_Material to process_.
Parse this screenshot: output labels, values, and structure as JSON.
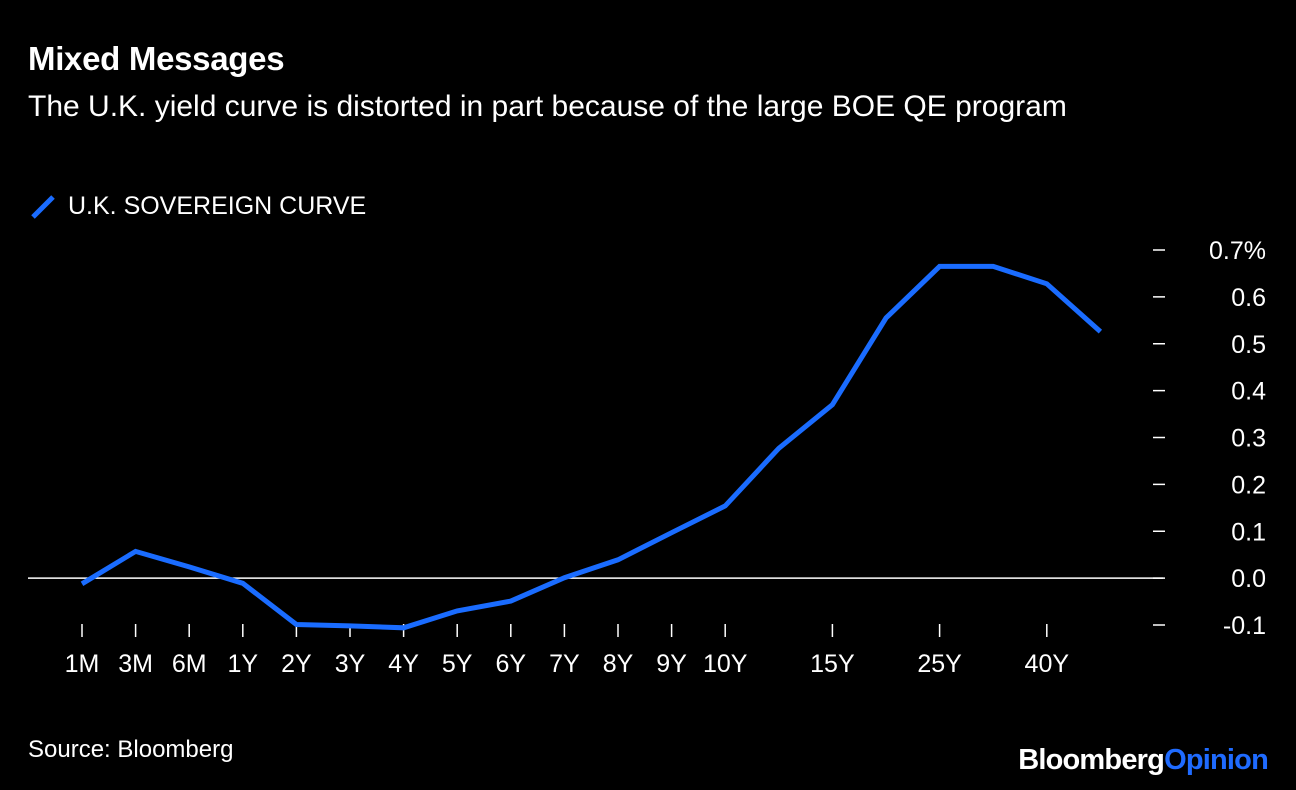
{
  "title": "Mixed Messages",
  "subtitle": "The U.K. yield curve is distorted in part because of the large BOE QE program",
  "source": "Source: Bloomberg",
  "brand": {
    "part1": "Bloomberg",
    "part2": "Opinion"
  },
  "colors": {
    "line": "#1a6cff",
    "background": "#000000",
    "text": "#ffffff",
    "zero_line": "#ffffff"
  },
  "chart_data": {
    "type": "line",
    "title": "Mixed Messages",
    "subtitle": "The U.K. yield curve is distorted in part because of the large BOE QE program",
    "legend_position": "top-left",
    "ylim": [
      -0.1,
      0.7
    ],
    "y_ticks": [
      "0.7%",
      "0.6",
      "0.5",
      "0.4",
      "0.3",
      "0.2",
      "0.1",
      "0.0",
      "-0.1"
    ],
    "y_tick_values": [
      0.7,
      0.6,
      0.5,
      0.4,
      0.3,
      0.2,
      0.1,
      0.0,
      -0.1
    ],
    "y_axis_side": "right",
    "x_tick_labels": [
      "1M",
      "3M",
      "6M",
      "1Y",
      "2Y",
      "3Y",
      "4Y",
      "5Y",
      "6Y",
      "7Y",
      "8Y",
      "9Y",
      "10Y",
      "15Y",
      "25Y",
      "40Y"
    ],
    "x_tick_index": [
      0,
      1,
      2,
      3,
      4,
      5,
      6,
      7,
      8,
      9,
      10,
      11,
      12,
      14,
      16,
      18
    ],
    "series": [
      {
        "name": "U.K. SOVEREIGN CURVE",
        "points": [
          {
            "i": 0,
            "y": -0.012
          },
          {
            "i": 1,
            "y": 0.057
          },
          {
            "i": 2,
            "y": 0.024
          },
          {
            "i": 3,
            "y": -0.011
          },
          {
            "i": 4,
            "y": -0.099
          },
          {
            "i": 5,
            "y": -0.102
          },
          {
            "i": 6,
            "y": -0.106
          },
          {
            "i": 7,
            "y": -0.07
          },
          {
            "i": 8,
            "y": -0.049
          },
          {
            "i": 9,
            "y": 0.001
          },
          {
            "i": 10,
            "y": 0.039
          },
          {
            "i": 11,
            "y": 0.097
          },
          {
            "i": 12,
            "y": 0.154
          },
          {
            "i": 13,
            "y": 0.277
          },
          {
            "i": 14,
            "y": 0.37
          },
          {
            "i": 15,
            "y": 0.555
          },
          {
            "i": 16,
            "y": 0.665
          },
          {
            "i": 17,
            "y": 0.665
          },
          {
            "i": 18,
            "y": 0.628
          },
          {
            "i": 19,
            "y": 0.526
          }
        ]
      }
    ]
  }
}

==

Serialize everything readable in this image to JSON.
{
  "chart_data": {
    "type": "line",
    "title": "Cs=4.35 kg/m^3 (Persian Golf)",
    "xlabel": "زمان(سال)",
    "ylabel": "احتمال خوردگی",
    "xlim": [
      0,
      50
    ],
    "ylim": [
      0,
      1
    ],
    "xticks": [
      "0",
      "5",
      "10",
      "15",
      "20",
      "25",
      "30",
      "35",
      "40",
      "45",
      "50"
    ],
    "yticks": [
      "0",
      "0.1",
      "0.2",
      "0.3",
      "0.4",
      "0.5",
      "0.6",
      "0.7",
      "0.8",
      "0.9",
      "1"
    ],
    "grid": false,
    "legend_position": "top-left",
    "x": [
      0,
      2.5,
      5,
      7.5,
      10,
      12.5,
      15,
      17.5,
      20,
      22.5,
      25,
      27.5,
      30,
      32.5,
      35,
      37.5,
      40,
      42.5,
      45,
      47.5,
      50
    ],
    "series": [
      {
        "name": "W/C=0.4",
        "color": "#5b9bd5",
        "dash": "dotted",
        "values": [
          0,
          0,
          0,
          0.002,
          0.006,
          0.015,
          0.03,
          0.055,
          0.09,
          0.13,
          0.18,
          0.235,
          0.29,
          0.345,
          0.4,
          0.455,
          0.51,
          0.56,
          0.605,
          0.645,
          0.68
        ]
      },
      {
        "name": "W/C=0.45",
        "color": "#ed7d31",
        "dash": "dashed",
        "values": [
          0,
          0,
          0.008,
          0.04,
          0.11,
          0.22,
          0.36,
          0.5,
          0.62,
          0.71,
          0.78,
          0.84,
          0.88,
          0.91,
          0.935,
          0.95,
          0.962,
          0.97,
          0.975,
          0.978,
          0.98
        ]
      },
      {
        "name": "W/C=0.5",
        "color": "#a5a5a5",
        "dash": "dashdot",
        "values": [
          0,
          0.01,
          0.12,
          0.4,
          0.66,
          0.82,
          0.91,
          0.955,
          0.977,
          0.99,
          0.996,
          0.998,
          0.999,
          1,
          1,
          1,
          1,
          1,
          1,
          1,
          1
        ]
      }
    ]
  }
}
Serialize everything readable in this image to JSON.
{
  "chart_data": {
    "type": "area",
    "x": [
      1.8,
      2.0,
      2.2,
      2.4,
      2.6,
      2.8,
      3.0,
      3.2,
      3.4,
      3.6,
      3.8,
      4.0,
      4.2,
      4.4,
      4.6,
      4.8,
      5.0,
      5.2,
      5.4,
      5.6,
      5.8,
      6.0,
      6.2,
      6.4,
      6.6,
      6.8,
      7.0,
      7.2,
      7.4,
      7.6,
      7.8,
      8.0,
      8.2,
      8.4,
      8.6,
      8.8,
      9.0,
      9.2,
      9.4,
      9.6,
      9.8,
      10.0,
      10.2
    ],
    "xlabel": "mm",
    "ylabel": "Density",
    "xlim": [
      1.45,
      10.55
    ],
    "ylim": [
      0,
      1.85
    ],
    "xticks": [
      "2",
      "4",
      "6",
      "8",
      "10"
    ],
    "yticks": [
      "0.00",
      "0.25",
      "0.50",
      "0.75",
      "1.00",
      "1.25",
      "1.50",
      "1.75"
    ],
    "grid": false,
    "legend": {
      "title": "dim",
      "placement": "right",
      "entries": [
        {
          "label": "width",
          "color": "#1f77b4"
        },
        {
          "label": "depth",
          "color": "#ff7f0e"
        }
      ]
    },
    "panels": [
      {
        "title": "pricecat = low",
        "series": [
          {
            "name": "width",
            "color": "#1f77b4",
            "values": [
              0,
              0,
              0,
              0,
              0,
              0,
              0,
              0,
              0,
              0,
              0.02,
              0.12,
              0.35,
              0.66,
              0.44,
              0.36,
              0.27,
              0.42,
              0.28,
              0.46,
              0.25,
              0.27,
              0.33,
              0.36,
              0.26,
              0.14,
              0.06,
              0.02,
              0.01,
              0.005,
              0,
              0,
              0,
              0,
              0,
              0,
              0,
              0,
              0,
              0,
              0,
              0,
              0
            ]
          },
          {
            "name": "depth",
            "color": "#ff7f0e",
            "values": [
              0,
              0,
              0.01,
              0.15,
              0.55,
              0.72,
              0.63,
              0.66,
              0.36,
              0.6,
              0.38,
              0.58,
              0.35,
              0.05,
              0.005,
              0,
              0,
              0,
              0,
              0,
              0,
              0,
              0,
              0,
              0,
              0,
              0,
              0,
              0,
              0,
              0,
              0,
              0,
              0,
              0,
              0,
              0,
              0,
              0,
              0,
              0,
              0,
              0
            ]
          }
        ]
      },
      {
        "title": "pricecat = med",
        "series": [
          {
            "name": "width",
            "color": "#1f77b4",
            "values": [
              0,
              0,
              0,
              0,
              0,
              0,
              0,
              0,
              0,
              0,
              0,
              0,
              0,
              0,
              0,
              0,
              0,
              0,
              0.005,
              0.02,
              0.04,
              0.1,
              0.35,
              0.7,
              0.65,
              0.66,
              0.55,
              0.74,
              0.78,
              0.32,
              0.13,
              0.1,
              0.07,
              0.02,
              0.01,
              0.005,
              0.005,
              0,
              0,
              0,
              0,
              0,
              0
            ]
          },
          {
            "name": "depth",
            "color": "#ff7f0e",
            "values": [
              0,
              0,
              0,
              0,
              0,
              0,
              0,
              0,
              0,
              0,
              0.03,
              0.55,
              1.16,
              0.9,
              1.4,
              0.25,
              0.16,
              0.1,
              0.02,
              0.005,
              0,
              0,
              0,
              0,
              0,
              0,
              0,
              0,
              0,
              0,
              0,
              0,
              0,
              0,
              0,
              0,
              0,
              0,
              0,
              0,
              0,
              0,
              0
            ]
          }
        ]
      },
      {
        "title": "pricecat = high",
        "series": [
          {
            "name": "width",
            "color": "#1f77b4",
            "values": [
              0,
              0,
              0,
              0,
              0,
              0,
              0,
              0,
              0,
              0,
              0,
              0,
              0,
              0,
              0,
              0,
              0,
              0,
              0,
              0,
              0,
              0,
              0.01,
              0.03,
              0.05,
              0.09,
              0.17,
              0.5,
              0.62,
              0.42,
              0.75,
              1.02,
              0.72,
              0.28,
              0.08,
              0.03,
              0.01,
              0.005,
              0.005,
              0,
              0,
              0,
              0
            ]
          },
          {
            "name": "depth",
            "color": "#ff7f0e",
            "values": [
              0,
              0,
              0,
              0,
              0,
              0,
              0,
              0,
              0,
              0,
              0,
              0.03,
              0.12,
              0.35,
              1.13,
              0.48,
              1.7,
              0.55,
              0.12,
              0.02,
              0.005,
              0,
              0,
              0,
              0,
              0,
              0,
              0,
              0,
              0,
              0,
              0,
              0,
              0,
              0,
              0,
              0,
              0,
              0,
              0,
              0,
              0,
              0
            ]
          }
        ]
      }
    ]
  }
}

---

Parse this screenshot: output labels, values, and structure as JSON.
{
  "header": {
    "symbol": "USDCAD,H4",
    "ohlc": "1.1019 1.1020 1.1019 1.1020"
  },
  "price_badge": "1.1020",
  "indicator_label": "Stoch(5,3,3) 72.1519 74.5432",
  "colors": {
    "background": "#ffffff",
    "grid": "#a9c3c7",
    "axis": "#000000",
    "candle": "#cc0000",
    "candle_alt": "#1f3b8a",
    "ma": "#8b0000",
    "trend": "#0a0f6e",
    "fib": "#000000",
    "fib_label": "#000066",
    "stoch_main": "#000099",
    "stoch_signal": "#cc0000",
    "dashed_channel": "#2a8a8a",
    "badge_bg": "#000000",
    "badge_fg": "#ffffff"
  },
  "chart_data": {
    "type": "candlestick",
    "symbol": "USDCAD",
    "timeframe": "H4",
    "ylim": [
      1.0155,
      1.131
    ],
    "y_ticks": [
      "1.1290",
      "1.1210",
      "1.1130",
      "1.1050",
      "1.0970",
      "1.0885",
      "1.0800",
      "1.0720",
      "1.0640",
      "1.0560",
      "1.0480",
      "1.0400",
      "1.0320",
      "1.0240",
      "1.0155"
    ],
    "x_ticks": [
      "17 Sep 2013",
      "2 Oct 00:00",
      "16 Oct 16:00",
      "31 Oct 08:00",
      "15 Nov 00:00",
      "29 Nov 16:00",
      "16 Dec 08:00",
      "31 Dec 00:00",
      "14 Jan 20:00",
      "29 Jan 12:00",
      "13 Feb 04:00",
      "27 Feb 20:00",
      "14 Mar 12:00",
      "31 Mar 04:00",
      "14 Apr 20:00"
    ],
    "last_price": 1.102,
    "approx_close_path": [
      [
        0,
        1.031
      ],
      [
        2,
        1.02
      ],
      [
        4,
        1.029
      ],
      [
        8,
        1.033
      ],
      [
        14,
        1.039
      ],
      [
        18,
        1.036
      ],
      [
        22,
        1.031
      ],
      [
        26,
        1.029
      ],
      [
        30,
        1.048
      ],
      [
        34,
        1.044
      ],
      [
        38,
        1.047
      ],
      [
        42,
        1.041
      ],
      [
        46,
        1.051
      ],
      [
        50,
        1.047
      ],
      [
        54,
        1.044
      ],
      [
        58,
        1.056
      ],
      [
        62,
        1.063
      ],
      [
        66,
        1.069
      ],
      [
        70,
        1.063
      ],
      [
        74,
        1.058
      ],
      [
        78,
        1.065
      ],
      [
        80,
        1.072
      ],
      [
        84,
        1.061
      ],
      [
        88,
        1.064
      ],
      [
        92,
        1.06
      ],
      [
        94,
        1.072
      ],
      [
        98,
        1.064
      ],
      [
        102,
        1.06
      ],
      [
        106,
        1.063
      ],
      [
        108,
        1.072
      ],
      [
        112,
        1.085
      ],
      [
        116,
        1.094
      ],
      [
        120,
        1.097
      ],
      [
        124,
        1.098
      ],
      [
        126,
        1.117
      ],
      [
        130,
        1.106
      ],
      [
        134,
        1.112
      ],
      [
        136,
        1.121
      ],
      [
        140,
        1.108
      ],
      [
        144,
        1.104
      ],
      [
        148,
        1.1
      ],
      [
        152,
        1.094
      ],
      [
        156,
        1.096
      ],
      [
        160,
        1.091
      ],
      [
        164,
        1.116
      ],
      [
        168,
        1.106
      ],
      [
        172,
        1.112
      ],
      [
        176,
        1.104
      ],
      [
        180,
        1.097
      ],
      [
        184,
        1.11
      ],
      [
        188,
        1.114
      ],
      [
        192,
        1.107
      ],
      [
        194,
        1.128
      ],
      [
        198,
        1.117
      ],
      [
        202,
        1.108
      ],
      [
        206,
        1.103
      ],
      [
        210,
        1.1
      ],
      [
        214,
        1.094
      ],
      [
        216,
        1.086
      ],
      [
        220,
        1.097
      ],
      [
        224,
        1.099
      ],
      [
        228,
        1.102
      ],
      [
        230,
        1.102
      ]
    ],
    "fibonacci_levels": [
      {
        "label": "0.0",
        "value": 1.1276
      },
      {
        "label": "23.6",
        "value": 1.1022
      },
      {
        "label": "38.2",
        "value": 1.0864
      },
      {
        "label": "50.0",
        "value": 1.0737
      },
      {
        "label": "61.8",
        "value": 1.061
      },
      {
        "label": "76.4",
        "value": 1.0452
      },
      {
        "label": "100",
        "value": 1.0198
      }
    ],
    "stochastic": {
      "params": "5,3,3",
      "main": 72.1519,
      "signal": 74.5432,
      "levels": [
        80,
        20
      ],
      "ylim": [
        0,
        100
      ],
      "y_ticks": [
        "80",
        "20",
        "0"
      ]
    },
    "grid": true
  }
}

_What you should do_.
Check each line of the entries above, and show every one holding the word "large".

_Result of the exercise_.
  "subtitle": "The U.K. yield curve is distorted in part because of the large BOE QE program",
    "subtitle": "The U.K. yield curve is distorted in part because of the large BOE QE program",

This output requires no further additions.